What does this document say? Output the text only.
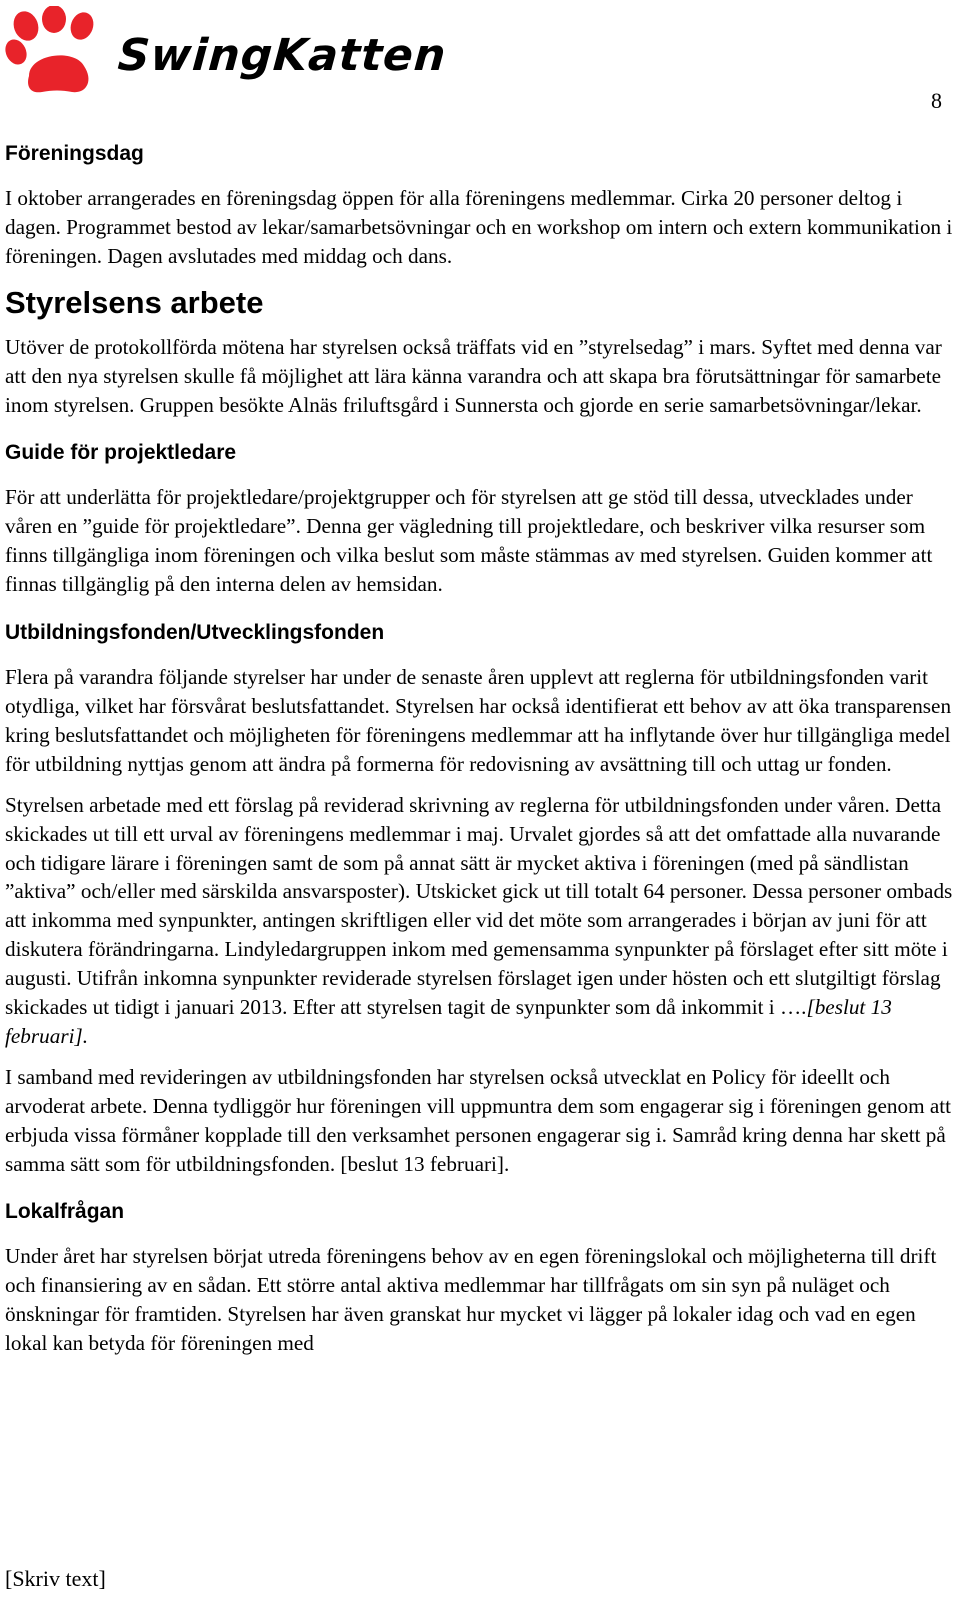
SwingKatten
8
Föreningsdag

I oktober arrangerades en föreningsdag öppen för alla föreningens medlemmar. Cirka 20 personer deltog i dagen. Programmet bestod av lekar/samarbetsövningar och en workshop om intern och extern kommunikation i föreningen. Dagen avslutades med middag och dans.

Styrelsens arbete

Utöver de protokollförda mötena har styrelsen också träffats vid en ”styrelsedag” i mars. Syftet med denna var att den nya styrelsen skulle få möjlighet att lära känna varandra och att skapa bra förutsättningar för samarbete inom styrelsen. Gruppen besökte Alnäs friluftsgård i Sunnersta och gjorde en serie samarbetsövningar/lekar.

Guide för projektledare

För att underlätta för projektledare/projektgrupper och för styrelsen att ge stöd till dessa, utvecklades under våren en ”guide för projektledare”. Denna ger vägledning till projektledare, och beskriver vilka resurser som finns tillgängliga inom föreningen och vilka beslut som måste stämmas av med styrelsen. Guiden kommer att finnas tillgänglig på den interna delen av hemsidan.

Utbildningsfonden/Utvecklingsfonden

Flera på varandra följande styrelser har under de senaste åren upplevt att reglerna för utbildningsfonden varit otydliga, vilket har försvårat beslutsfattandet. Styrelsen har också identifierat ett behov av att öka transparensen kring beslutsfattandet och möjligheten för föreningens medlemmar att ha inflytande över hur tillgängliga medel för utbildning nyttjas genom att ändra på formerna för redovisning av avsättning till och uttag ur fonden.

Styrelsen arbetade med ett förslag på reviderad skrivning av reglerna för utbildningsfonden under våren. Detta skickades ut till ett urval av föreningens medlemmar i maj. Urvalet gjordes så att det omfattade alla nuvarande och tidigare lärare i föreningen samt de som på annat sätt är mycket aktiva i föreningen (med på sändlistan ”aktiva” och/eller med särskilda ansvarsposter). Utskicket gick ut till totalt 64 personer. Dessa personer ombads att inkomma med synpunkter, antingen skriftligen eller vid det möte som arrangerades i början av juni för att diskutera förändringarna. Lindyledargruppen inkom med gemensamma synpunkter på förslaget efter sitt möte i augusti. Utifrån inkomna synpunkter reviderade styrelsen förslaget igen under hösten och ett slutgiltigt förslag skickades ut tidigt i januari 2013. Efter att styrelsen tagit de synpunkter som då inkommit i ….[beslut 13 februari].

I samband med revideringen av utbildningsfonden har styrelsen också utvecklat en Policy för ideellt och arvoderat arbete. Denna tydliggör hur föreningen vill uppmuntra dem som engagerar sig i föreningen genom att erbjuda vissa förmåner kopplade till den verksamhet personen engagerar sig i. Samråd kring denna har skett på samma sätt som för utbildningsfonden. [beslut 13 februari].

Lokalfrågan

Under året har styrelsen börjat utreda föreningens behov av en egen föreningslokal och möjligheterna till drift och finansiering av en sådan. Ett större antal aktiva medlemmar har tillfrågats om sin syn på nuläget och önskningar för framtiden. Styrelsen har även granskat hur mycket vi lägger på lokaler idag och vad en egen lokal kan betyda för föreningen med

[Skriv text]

• [ABOUT THIS EXERCISE]:
The reply must hold each line of the records verbatim and no pictures.

• [SOLUTION TO THE PROBLEM]:
What does this document say? Output the text only.
SwingKatten
8
Föreningsdag

I oktober arrangerades en föreningsdag öppen för alla föreningens medlemmar. Cirka 20 personer deltog i dagen. Programmet bestod av lekar/samarbetsövningar och en workshop om intern och extern kommunikation i föreningen. Dagen avslutades med middag och dans.

Styrelsens arbete

Utöver de protokollförda mötena har styrelsen också träffats vid en ”styrelsedag” i mars. Syftet med denna var att den nya styrelsen skulle få möjlighet att lära känna varandra och att skapa bra förutsättningar för samarbete inom styrelsen. Gruppen besökte Alnäs friluftsgård i Sunnersta och gjorde en serie samarbetsövningar/lekar.

Guide för projektledare

För att underlätta för projektledare/projektgrupper och för styrelsen att ge stöd till dessa, utvecklades under våren en ”guide för projektledare”. Denna ger vägledning till projektledare, och beskriver vilka resurser som finns tillgängliga inom föreningen och vilka beslut som måste stämmas av med styrelsen. Guiden kommer att finnas tillgänglig på den interna delen av hemsidan.

Utbildningsfonden/Utvecklingsfonden

Flera på varandra följande styrelser har under de senaste åren upplevt att reglerna för utbildningsfonden varit otydliga, vilket har försvårat beslutsfattandet. Styrelsen har också identifierat ett behov av att öka transparensen kring beslutsfattandet och möjligheten för föreningens medlemmar att ha inflytande över hur tillgängliga medel för utbildning nyttjas genom att ändra på formerna för redovisning av avsättning till och uttag ur fonden.

Styrelsen arbetade med ett förslag på reviderad skrivning av reglerna för utbildningsfonden under våren. Detta skickades ut till ett urval av föreningens medlemmar i maj. Urvalet gjordes så att det omfattade alla nuvarande och tidigare lärare i föreningen samt de som på annat sätt är mycket aktiva i föreningen (med på sändlistan ”aktiva” och/eller med särskilda ansvarsposter). Utskicket gick ut till totalt 64 personer. Dessa personer ombads att inkomma med synpunkter, antingen skriftligen eller vid det möte som arrangerades i början av juni för att diskutera förändringarna. Lindyledargruppen inkom med gemensamma synpunkter på förslaget efter sitt möte i augusti. Utifrån inkomna synpunkter reviderade styrelsen förslaget igen under hösten och ett slutgiltigt förslag skickades ut tidigt i januari 2013. Efter att styrelsen tagit de synpunkter som då inkommit i ….[beslut 13 februari].

I samband med revideringen av utbildningsfonden har styrelsen också utvecklat en Policy för ideellt och arvoderat arbete. Denna tydliggör hur föreningen vill uppmuntra dem som engagerar sig i föreningen genom att erbjuda vissa förmåner kopplade till den verksamhet personen engagerar sig i. Samråd kring denna har skett på samma sätt som för utbildningsfonden. [beslut 13 februari].

Lokalfrågan

Under året har styrelsen börjat utreda föreningens behov av en egen föreningslokal och möjligheterna till drift och finansiering av en sådan. Ett större antal aktiva medlemmar har tillfrågats om sin syn på nuläget och önskningar för framtiden. Styrelsen har även granskat hur mycket vi lägger på lokaler idag och vad en egen lokal kan betyda för föreningen med

[Skriv text]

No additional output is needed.